Records to process:

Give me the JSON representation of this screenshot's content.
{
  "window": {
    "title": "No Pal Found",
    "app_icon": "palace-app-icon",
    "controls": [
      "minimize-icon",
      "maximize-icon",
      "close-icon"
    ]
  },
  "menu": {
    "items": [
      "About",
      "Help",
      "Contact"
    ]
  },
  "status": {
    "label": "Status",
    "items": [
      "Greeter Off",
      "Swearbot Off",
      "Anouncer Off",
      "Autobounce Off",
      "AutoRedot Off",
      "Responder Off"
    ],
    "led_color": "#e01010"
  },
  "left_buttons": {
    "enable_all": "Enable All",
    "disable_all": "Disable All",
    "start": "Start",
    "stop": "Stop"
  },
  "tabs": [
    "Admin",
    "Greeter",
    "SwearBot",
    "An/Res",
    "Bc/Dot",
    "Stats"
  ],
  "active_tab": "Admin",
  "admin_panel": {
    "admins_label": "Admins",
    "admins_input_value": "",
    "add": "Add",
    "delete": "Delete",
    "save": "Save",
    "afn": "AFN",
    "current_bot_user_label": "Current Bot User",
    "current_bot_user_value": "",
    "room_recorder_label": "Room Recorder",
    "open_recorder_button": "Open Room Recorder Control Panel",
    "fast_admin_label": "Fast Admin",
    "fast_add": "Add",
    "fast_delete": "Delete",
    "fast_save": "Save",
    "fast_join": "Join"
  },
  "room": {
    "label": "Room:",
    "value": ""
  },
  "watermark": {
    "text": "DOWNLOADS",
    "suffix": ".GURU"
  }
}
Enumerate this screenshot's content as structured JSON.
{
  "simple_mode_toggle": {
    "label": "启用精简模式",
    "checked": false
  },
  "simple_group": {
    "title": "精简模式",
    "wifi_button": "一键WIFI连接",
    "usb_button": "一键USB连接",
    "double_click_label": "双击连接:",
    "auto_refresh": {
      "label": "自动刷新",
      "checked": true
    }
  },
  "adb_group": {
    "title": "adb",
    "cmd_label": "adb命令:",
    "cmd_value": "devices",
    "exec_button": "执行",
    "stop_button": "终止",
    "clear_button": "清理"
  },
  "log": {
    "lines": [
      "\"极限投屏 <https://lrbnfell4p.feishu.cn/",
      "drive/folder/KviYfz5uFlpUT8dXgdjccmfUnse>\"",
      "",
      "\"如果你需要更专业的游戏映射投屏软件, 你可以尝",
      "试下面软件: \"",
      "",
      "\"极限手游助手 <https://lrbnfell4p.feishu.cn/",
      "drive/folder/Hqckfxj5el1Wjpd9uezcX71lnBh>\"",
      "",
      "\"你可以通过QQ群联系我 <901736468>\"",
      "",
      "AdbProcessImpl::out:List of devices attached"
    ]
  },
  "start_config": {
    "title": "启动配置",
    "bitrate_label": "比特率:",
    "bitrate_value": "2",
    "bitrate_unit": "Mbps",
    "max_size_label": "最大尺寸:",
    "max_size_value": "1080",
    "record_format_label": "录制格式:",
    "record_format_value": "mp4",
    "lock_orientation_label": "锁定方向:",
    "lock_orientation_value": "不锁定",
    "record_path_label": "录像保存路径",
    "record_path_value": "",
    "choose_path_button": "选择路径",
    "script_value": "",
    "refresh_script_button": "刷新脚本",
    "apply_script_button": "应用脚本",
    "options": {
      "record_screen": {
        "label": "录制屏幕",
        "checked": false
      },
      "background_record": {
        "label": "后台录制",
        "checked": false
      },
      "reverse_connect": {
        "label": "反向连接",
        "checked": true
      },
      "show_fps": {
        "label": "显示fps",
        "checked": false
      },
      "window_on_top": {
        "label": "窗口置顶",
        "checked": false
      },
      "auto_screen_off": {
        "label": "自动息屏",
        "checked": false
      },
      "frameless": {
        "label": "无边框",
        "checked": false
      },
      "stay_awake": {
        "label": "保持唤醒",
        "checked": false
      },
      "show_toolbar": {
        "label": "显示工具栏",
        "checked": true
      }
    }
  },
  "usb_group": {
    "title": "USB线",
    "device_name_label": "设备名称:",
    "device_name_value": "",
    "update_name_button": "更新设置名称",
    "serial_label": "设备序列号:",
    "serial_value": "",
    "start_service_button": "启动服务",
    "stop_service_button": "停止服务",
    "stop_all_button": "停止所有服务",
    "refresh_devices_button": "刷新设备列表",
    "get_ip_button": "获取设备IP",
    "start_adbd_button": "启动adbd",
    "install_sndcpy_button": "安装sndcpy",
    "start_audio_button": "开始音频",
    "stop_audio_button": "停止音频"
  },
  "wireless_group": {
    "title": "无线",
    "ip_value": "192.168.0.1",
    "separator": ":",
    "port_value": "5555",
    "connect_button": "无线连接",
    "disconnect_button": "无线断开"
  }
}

Problem statement:
Gather from the data above every line with the string "title".

Solution for this task:
    "title": "No Pal Found",
    "title": "精简模式",
    "title": "adb",
    "title": "启动配置",
    "title": "USB线",
    "title": "无线",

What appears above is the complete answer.